— Begin —
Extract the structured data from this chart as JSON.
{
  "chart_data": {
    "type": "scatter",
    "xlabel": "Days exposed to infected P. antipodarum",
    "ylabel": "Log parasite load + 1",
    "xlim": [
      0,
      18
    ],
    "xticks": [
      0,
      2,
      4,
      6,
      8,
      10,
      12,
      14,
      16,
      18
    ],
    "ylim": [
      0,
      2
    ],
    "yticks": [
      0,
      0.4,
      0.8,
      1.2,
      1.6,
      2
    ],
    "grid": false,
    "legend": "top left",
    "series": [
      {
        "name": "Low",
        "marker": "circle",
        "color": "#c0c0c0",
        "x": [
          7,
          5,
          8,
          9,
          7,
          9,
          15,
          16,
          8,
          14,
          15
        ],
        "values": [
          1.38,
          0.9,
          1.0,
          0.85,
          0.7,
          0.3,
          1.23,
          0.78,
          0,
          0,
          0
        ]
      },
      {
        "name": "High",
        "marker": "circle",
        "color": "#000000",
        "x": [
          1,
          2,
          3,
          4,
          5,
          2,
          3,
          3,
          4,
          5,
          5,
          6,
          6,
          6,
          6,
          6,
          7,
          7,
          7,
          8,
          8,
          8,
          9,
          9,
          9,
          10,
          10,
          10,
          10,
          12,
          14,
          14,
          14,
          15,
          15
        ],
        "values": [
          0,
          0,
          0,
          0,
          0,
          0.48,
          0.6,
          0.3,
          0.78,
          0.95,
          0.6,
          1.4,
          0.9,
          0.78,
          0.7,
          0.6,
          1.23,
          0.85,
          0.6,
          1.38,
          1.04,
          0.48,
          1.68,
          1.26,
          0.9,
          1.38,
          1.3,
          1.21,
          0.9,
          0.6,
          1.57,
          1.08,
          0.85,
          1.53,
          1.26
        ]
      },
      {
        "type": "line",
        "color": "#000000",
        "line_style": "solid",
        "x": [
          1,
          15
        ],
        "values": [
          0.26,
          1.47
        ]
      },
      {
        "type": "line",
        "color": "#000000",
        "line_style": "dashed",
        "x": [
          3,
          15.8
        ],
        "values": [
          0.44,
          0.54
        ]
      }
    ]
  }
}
— End —
Your instructions: Each record above should be repeated exactly as it appears.

Answer to the problem:
Extract the structured data from this chart as JSON.
{
  "chart_data": {
    "type": "scatter",
    "xlabel": "Days exposed to infected P. antipodarum",
    "ylabel": "Log parasite load + 1",
    "xlim": [
      0,
      18
    ],
    "xticks": [
      0,
      2,
      4,
      6,
      8,
      10,
      12,
      14,
      16,
      18
    ],
    "ylim": [
      0,
      2
    ],
    "yticks": [
      0,
      0.4,
      0.8,
      1.2,
      1.6,
      2
    ],
    "grid": false,
    "legend": "top left",
    "series": [
      {
        "name": "Low",
        "marker": "circle",
        "color": "#c0c0c0",
        "x": [
          7,
          5,
          8,
          9,
          7,
          9,
          15,
          16,
          8,
          14,
          15
        ],
        "values": [
          1.38,
          0.9,
          1.0,
          0.85,
          0.7,
          0.3,
          1.23,
          0.78,
          0,
          0,
          0
        ]
      },
      {
        "name": "High",
        "marker": "circle",
        "color": "#000000",
        "x": [
          1,
          2,
          3,
          4,
          5,
          2,
          3,
          3,
          4,
          5,
          5,
          6,
          6,
          6,
          6,
          6,
          7,
          7,
          7,
          8,
          8,
          8,
          9,
          9,
          9,
          10,
          10,
          10,
          10,
          12,
          14,
          14,
          14,
          15,
          15
        ],
        "values": [
          0,
          0,
          0,
          0,
          0,
          0.48,
          0.6,
          0.3,
          0.78,
          0.95,
          0.6,
          1.4,
          0.9,
          0.78,
          0.7,
          0.6,
          1.23,
          0.85,
          0.6,
          1.38,
          1.04,
          0.48,
          1.68,
          1.26,
          0.9,
          1.38,
          1.3,
          1.21,
          0.9,
          0.6,
          1.57,
          1.08,
          0.85,
          1.53,
          1.26
        ]
      },
      {
        "type": "line",
        "color": "#000000",
        "line_style": "solid",
        "x": [
          1,
          15
        ],
        "values": [
          0.26,
          1.47
        ]
      },
      {
        "type": "line",
        "color": "#000000",
        "line_style": "dashed",
        "x": [
          3,
          15.8
        ],
        "values": [
          0.44,
          0.54
        ]
      }
    ]
  }
}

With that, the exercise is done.